■ DATA TO USE:
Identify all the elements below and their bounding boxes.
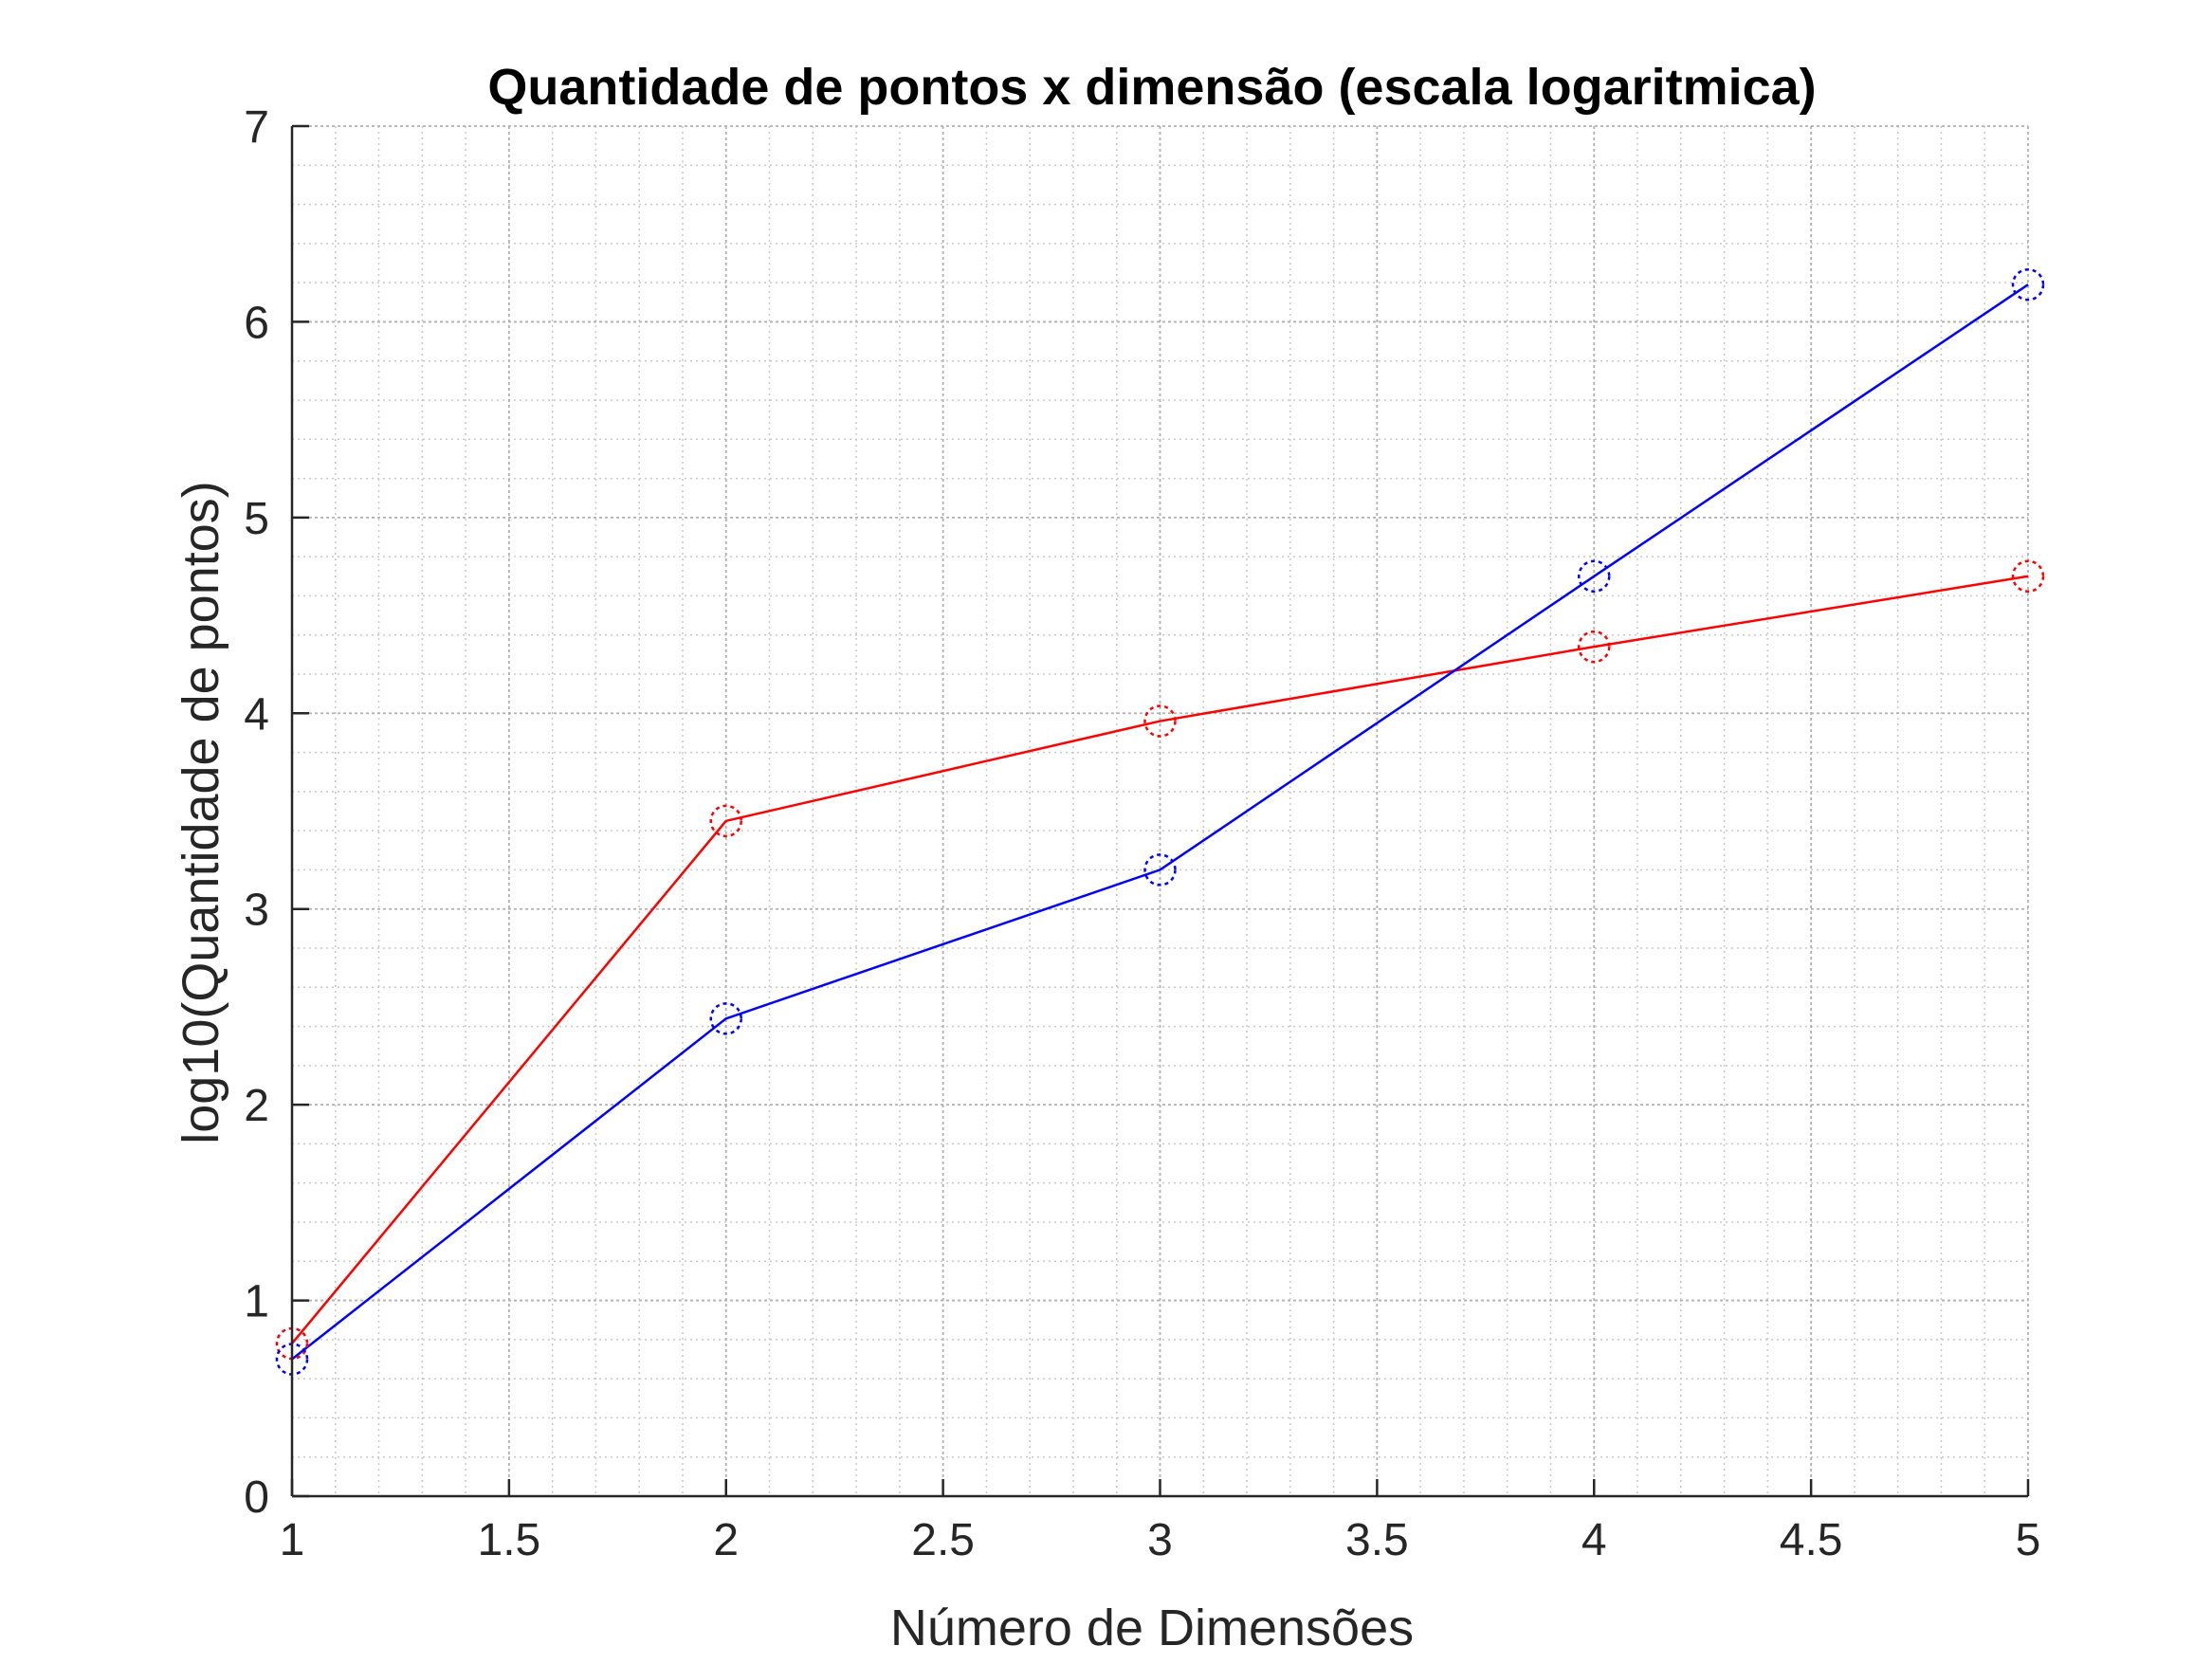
y-tick-label: 0 [244,1472,269,1523]
x-tick-label: 5 [2016,1515,2041,1565]
y-tick-label: 2 [244,1081,269,1131]
series-1-point [1143,704,1177,738]
x-tick-label: 4 [1581,1515,1607,1565]
y-tick-label: 7 [244,102,269,153]
x-tick-label: 2.5 [911,1515,975,1565]
series-markers [275,267,2045,1376]
series-line-1 [291,575,2029,1344]
series-2-point [709,1002,742,1035]
series-1-point [1578,630,1611,664]
y-tick-label: 5 [244,494,269,544]
y-axis-label: log10(Quantidade de pontos) [173,481,229,1144]
x-axis-label: Número de Dimensões [890,1600,1414,1656]
series-2-point [1143,853,1177,887]
x-tick-label: 3 [1147,1515,1173,1565]
series-2-point [2011,267,2045,302]
x-tick-label: 2 [713,1515,739,1565]
series-2-point [1578,559,1611,594]
x-tick-label: 1.5 [478,1515,541,1565]
y-tick-label: 3 [244,886,269,936]
chart-title: Quantidade de pontos x dimensão (escala … [487,59,1816,116]
series-lines [291,283,2029,1361]
series-line-2 [291,283,2029,1361]
series-1-point [709,804,742,838]
x-tick-label: 1 [280,1515,305,1565]
x-tick-label: 3.5 [1345,1515,1409,1565]
y-tick-label: 1 [244,1277,269,1327]
y-tick-label: 4 [244,689,269,740]
y-tick-label: 6 [244,298,269,348]
x-tick-label: 4.5 [1780,1515,1843,1565]
series-1-point [2011,559,2045,594]
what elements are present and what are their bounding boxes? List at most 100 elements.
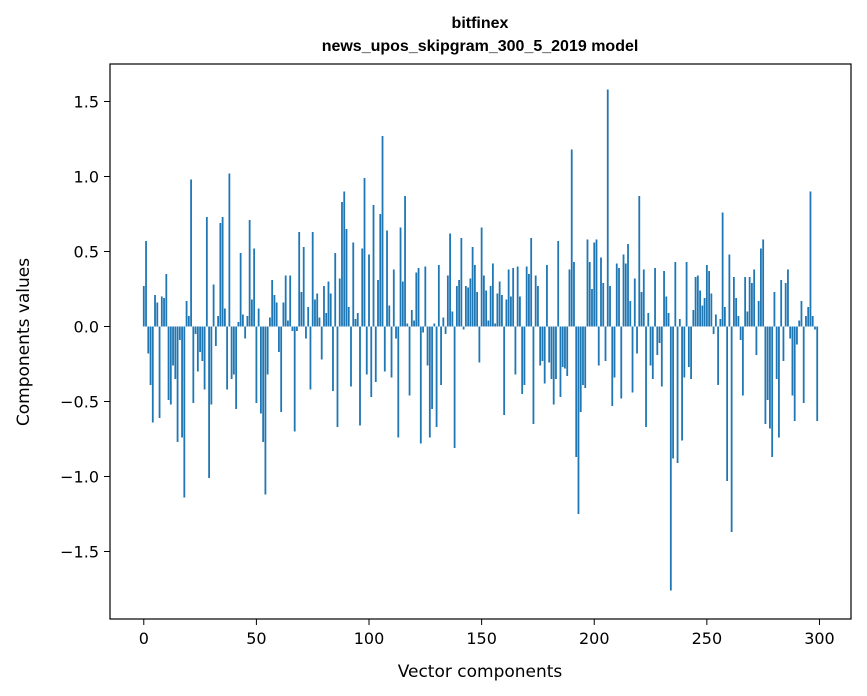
bar-110 bbox=[390, 326, 393, 378]
bar-150 bbox=[480, 227, 483, 327]
bar-200 bbox=[593, 242, 596, 327]
bar-228 bbox=[656, 326, 659, 355]
bar-173 bbox=[532, 326, 535, 424]
bar-164 bbox=[512, 268, 515, 327]
bar-215 bbox=[627, 244, 629, 327]
bar-181 bbox=[550, 326, 553, 379]
y-tick-label: 0.5 bbox=[74, 243, 99, 262]
bar-81 bbox=[325, 313, 328, 327]
bar-217 bbox=[631, 326, 634, 393]
bar-57 bbox=[271, 280, 274, 327]
bar-92 bbox=[350, 326, 352, 387]
bar-69 bbox=[298, 232, 301, 327]
bar-41 bbox=[235, 326, 238, 409]
y-tick-label: −1.0 bbox=[60, 468, 99, 487]
bar-12 bbox=[169, 326, 172, 405]
bar-119 bbox=[410, 310, 413, 327]
bar-296 bbox=[809, 191, 812, 327]
bar-75 bbox=[311, 232, 314, 327]
bar-39 bbox=[230, 326, 233, 379]
bar-298 bbox=[814, 326, 816, 330]
bar-133 bbox=[442, 317, 445, 327]
bar-273 bbox=[757, 301, 760, 327]
bar-43 bbox=[239, 253, 242, 327]
bar-72 bbox=[305, 326, 307, 339]
bar-166 bbox=[516, 266, 519, 327]
bar-129 bbox=[433, 323, 436, 327]
x-tick-label: 50 bbox=[246, 629, 266, 648]
bar-247 bbox=[699, 290, 701, 327]
bar-151 bbox=[482, 275, 485, 327]
bar-143 bbox=[464, 286, 467, 327]
bar-9 bbox=[163, 298, 165, 327]
bar-277 bbox=[766, 326, 769, 400]
bar-213 bbox=[622, 254, 625, 327]
bar-16 bbox=[178, 326, 181, 340]
bar-0 bbox=[142, 286, 145, 327]
bar-99 bbox=[365, 326, 368, 375]
bar-264 bbox=[737, 316, 740, 327]
bar-70 bbox=[300, 292, 303, 327]
bar-35 bbox=[221, 217, 224, 327]
bar-61 bbox=[280, 326, 283, 412]
y-axis-ticks: −1.5 −1.0 −0.5 0.0 0.5 1.0 1.5 bbox=[60, 93, 110, 562]
bar-49 bbox=[253, 248, 256, 327]
bar-114 bbox=[399, 227, 402, 327]
bar-262 bbox=[732, 277, 735, 327]
bar-78 bbox=[318, 317, 321, 327]
bar-289 bbox=[793, 326, 796, 421]
bar-158 bbox=[498, 281, 501, 327]
y-tick-label: −0.5 bbox=[60, 393, 99, 412]
bar-127 bbox=[428, 326, 431, 438]
y-tick-label: 1.0 bbox=[74, 168, 99, 187]
bar-38 bbox=[228, 173, 231, 327]
bar-48 bbox=[250, 299, 253, 327]
bar-135 bbox=[446, 275, 449, 327]
bar-236 bbox=[674, 262, 677, 327]
bar-111 bbox=[392, 269, 395, 327]
bar-139 bbox=[455, 286, 458, 327]
bar-76 bbox=[314, 299, 316, 327]
bar-183 bbox=[555, 326, 557, 379]
bar-174 bbox=[534, 275, 537, 327]
bar-115 bbox=[401, 281, 404, 327]
bar-268 bbox=[746, 311, 749, 327]
bar-68 bbox=[296, 326, 298, 331]
bar-254 bbox=[714, 314, 717, 327]
bar-26 bbox=[201, 326, 204, 361]
x-tick-label: 0 bbox=[139, 629, 149, 648]
bar-202 bbox=[597, 326, 600, 366]
bar-13 bbox=[172, 326, 174, 366]
bar-87 bbox=[338, 278, 341, 327]
bar-224 bbox=[647, 313, 650, 327]
bar-196 bbox=[584, 326, 587, 388]
bar-32 bbox=[214, 326, 217, 346]
bar-10 bbox=[165, 274, 168, 327]
bar-186 bbox=[561, 326, 564, 367]
bar-140 bbox=[458, 280, 460, 327]
bar-136 bbox=[449, 233, 451, 327]
bar-283 bbox=[780, 280, 783, 327]
bar-295 bbox=[807, 307, 810, 327]
bar-3 bbox=[149, 326, 152, 385]
bar-116 bbox=[404, 196, 406, 327]
bar-52 bbox=[260, 326, 262, 414]
bar-31 bbox=[212, 284, 215, 327]
x-tick-label: 150 bbox=[466, 629, 497, 648]
bar-238 bbox=[678, 319, 681, 327]
bar-96 bbox=[359, 326, 361, 426]
bar-14 bbox=[174, 326, 177, 379]
x-tick-label: 250 bbox=[692, 629, 723, 648]
bar-198 bbox=[588, 262, 591, 327]
bar-172 bbox=[530, 238, 533, 327]
bar-33 bbox=[217, 316, 220, 327]
bar-208 bbox=[611, 326, 614, 406]
bar-211 bbox=[618, 268, 620, 327]
bar-167 bbox=[519, 296, 521, 327]
bar-260 bbox=[728, 254, 731, 327]
bar-272 bbox=[755, 326, 758, 355]
bar-80 bbox=[323, 286, 325, 327]
y-axis-label: Components values bbox=[14, 258, 34, 426]
bar-64 bbox=[287, 320, 289, 327]
bar-159 bbox=[501, 295, 503, 327]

■ WHAT TO WORK ON: Please reproduce the listing above line for line, omitting the pictures.

■ ANSWER TO THE TASK:
Identify all the elements below and their bounding boxes.
y-tick-label: 0 [244,1472,269,1523]
x-tick-label: 5 [2016,1515,2041,1565]
y-tick-label: 2 [244,1081,269,1131]
series-1-point [1143,704,1177,738]
x-tick-label: 4 [1581,1515,1607,1565]
y-tick-label: 7 [244,102,269,153]
x-tick-label: 2.5 [911,1515,975,1565]
series-markers [275,267,2045,1376]
series-line-1 [291,575,2029,1344]
series-2-point [709,1002,742,1035]
series-1-point [1578,630,1611,664]
y-tick-label: 5 [244,494,269,544]
y-axis-label: log10(Quantidade de pontos) [173,481,229,1144]
x-axis-label: Número de Dimensões [890,1600,1414,1656]
series-2-point [1143,853,1177,887]
x-tick-label: 3 [1147,1515,1173,1565]
series-2-point [2011,267,2045,302]
x-tick-label: 2 [713,1515,739,1565]
series-2-point [1578,559,1611,594]
x-tick-label: 1.5 [478,1515,541,1565]
y-tick-label: 3 [244,886,269,936]
chart-title: Quantidade de pontos x dimensão (escala … [487,59,1816,116]
series-lines [291,283,2029,1361]
series-line-2 [291,283,2029,1361]
series-1-point [709,804,742,838]
x-tick-label: 1 [280,1515,305,1565]
x-tick-label: 3.5 [1345,1515,1409,1565]
y-tick-label: 1 [244,1277,269,1327]
y-tick-label: 4 [244,689,269,740]
y-tick-label: 6 [244,298,269,348]
x-tick-label: 4.5 [1780,1515,1843,1565]
series-1-point [2011,559,2045,594]
what elements are present and what are their bounding boxes? List at most 100 elements.
bar-110 bbox=[390, 326, 393, 378]
bar-150 bbox=[480, 227, 483, 327]
bar-200 bbox=[593, 242, 596, 327]
bar-228 bbox=[656, 326, 659, 355]
bar-173 bbox=[532, 326, 535, 424]
bar-164 bbox=[512, 268, 515, 327]
bar-215 bbox=[627, 244, 629, 327]
bar-181 bbox=[550, 326, 553, 379]
y-tick-label: 0.5 bbox=[74, 243, 99, 262]
bar-81 bbox=[325, 313, 328, 327]
bar-217 bbox=[631, 326, 634, 393]
bar-57 bbox=[271, 280, 274, 327]
bar-92 bbox=[350, 326, 352, 387]
bar-69 bbox=[298, 232, 301, 327]
bar-41 bbox=[235, 326, 238, 409]
y-tick-label: −1.0 bbox=[60, 468, 99, 487]
bar-12 bbox=[169, 326, 172, 405]
bar-119 bbox=[410, 310, 413, 327]
bar-296 bbox=[809, 191, 812, 327]
bar-75 bbox=[311, 232, 314, 327]
bar-39 bbox=[230, 326, 233, 379]
bar-298 bbox=[814, 326, 816, 330]
bar-133 bbox=[442, 317, 445, 327]
bar-273 bbox=[757, 301, 760, 327]
bar-43 bbox=[239, 253, 242, 327]
bar-72 bbox=[305, 326, 307, 339]
bar-166 bbox=[516, 266, 519, 327]
bar-129 bbox=[433, 323, 436, 327]
x-tick-label: 50 bbox=[246, 629, 266, 648]
bar-247 bbox=[699, 290, 701, 327]
bar-151 bbox=[482, 275, 485, 327]
bar-143 bbox=[464, 286, 467, 327]
bar-9 bbox=[163, 298, 165, 327]
bar-277 bbox=[766, 326, 769, 400]
bar-213 bbox=[622, 254, 625, 327]
bar-16 bbox=[178, 326, 181, 340]
bar-0 bbox=[142, 286, 145, 327]
bar-99 bbox=[365, 326, 368, 375]
bar-264 bbox=[737, 316, 740, 327]
bar-70 bbox=[300, 292, 303, 327]
bar-35 bbox=[221, 217, 224, 327]
bar-61 bbox=[280, 326, 283, 412]
y-axis-ticks: −1.5 −1.0 −0.5 0.0 0.5 1.0 1.5 bbox=[60, 93, 110, 562]
bar-49 bbox=[253, 248, 256, 327]
bar-114 bbox=[399, 227, 402, 327]
bar-262 bbox=[732, 277, 735, 327]
bar-78 bbox=[318, 317, 321, 327]
bar-289 bbox=[793, 326, 796, 421]
bar-158 bbox=[498, 281, 501, 327]
y-tick-label: −0.5 bbox=[60, 393, 99, 412]
bar-127 bbox=[428, 326, 431, 438]
y-tick-label: 1.0 bbox=[74, 168, 99, 187]
bar-38 bbox=[228, 173, 231, 327]
bar-48 bbox=[250, 299, 253, 327]
bar-135 bbox=[446, 275, 449, 327]
bar-236 bbox=[674, 262, 677, 327]
bar-111 bbox=[392, 269, 395, 327]
bar-139 bbox=[455, 286, 458, 327]
bar-76 bbox=[314, 299, 316, 327]
bar-183 bbox=[555, 326, 557, 379]
bar-174 bbox=[534, 275, 537, 327]
bar-115 bbox=[401, 281, 404, 327]
bar-268 bbox=[746, 311, 749, 327]
bar-68 bbox=[296, 326, 298, 331]
bar-254 bbox=[714, 314, 717, 327]
bar-26 bbox=[201, 326, 204, 361]
x-tick-label: 0 bbox=[139, 629, 149, 648]
bar-202 bbox=[597, 326, 600, 366]
bar-13 bbox=[172, 326, 174, 366]
bar-87 bbox=[338, 278, 341, 327]
bar-224 bbox=[647, 313, 650, 327]
bar-196 bbox=[584, 326, 587, 388]
bar-32 bbox=[214, 326, 217, 346]
bar-10 bbox=[165, 274, 168, 327]
bar-186 bbox=[561, 326, 564, 367]
bar-140 bbox=[458, 280, 460, 327]
bar-136 bbox=[449, 233, 451, 327]
bar-283 bbox=[780, 280, 783, 327]
bar-295 bbox=[807, 307, 810, 327]
bar-3 bbox=[149, 326, 152, 385]
bar-116 bbox=[404, 196, 406, 327]
bar-52 bbox=[260, 326, 262, 414]
bar-31 bbox=[212, 284, 215, 327]
x-tick-label: 150 bbox=[466, 629, 497, 648]
bar-238 bbox=[678, 319, 681, 327]
bar-96 bbox=[359, 326, 361, 426]
bar-14 bbox=[174, 326, 177, 379]
x-tick-label: 250 bbox=[692, 629, 723, 648]
bar-198 bbox=[588, 262, 591, 327]
bar-172 bbox=[530, 238, 533, 327]
bar-33 bbox=[217, 316, 220, 327]
bar-208 bbox=[611, 326, 614, 406]
bar-211 bbox=[618, 268, 620, 327]
bar-167 bbox=[519, 296, 521, 327]
bar-260 bbox=[728, 254, 731, 327]
bar-272 bbox=[755, 326, 758, 355]
bar-80 bbox=[323, 286, 325, 327]
y-axis-label: Components values bbox=[14, 258, 34, 426]
bar-64 bbox=[287, 320, 289, 327]
bar-159 bbox=[501, 295, 503, 327]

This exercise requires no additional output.